### [WHAT NEEDS TO BE DONE]
The listing below is to be output in its exact form.

::: GIVEN ENTRIES

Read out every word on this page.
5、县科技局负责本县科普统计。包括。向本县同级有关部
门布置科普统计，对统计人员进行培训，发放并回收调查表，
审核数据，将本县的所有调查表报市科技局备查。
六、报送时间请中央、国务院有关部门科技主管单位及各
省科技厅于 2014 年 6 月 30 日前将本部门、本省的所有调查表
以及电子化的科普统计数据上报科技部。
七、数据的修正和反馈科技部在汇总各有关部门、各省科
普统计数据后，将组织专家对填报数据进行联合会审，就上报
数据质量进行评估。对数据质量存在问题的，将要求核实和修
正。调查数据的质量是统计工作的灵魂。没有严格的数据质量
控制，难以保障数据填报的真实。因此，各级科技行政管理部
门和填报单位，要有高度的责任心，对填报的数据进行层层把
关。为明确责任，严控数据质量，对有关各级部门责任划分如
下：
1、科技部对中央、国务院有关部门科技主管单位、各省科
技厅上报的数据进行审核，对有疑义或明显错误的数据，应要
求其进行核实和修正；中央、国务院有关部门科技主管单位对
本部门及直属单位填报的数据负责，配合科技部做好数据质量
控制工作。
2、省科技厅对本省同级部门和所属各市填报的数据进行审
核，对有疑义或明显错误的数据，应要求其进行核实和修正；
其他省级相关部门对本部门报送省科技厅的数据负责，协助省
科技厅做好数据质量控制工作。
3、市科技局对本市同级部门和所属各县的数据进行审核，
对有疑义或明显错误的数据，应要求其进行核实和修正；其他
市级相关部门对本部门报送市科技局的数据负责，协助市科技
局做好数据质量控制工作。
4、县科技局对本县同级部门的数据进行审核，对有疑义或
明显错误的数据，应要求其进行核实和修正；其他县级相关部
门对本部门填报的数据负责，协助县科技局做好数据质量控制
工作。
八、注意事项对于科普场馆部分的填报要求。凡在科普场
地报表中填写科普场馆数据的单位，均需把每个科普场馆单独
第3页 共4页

::::::

### [CORRECT RESULT]
Read out every word on this page.
5、县科技局负责本县科普统计。包括。向本县同级有关部
门布置科普统计，对统计人员进行培训，发放并回收调查表，
审核数据，将本县的所有调查表报市科技局备查。
六、报送时间请中央、国务院有关部门科技主管单位及各
省科技厅于 2014 年 6 月 30 日前将本部门、本省的所有调查表
以及电子化的科普统计数据上报科技部。
七、数据的修正和反馈科技部在汇总各有关部门、各省科
普统计数据后，将组织专家对填报数据进行联合会审，就上报
数据质量进行评估。对数据质量存在问题的，将要求核实和修
正。调查数据的质量是统计工作的灵魂。没有严格的数据质量
控制，难以保障数据填报的真实。因此，各级科技行政管理部
门和填报单位，要有高度的责任心，对填报的数据进行层层把
关。为明确责任，严控数据质量，对有关各级部门责任划分如
下：
1、科技部对中央、国务院有关部门科技主管单位、各省科
技厅上报的数据进行审核，对有疑义或明显错误的数据，应要
求其进行核实和修正；中央、国务院有关部门科技主管单位对
本部门及直属单位填报的数据负责，配合科技部做好数据质量
控制工作。
2、省科技厅对本省同级部门和所属各市填报的数据进行审
核，对有疑义或明显错误的数据，应要求其进行核实和修正；
其他省级相关部门对本部门报送省科技厅的数据负责，协助省
科技厅做好数据质量控制工作。
3、市科技局对本市同级部门和所属各县的数据进行审核，
对有疑义或明显错误的数据，应要求其进行核实和修正；其他
市级相关部门对本部门报送市科技局的数据负责，协助市科技
局做好数据质量控制工作。
4、县科技局对本县同级部门的数据进行审核，对有疑义或
明显错误的数据，应要求其进行核实和修正；其他县级相关部
门对本部门填报的数据负责，协助县科技局做好数据质量控制
工作。
八、注意事项对于科普场馆部分的填报要求。凡在科普场
地报表中填写科普场馆数据的单位，均需把每个科普场馆单独
第3页 共4页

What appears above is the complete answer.